Saved data entries

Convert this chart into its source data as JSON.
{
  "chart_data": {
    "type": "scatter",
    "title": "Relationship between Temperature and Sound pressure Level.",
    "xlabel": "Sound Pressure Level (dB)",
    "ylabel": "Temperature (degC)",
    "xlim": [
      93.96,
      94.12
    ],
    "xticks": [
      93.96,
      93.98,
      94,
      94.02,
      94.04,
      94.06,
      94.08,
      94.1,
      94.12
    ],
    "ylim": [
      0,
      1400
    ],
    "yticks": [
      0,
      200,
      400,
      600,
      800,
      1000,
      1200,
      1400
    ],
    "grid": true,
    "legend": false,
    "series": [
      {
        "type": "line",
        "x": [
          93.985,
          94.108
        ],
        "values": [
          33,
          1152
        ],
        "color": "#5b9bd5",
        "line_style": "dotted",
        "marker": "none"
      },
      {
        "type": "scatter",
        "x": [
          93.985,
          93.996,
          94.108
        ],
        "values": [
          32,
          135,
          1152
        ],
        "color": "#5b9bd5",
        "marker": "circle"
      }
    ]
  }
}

Directive.
Print the records once more, exactly as they were given.

Result of the task.
Convert this chart into its source data as JSON.
{
  "chart_data": {
    "type": "scatter",
    "title": "Relationship between Temperature and Sound pressure Level.",
    "xlabel": "Sound Pressure Level (dB)",
    "ylabel": "Temperature (degC)",
    "xlim": [
      93.96,
      94.12
    ],
    "xticks": [
      93.96,
      93.98,
      94,
      94.02,
      94.04,
      94.06,
      94.08,
      94.1,
      94.12
    ],
    "ylim": [
      0,
      1400
    ],
    "yticks": [
      0,
      200,
      400,
      600,
      800,
      1000,
      1200,
      1400
    ],
    "grid": true,
    "legend": false,
    "series": [
      {
        "type": "line",
        "x": [
          93.985,
          94.108
        ],
        "values": [
          33,
          1152
        ],
        "color": "#5b9bd5",
        "line_style": "dotted",
        "marker": "none"
      },
      {
        "type": "scatter",
        "x": [
          93.985,
          93.996,
          94.108
        ],
        "values": [
          32,
          135,
          1152
        ],
        "color": "#5b9bd5",
        "marker": "circle"
      }
    ]
  }
}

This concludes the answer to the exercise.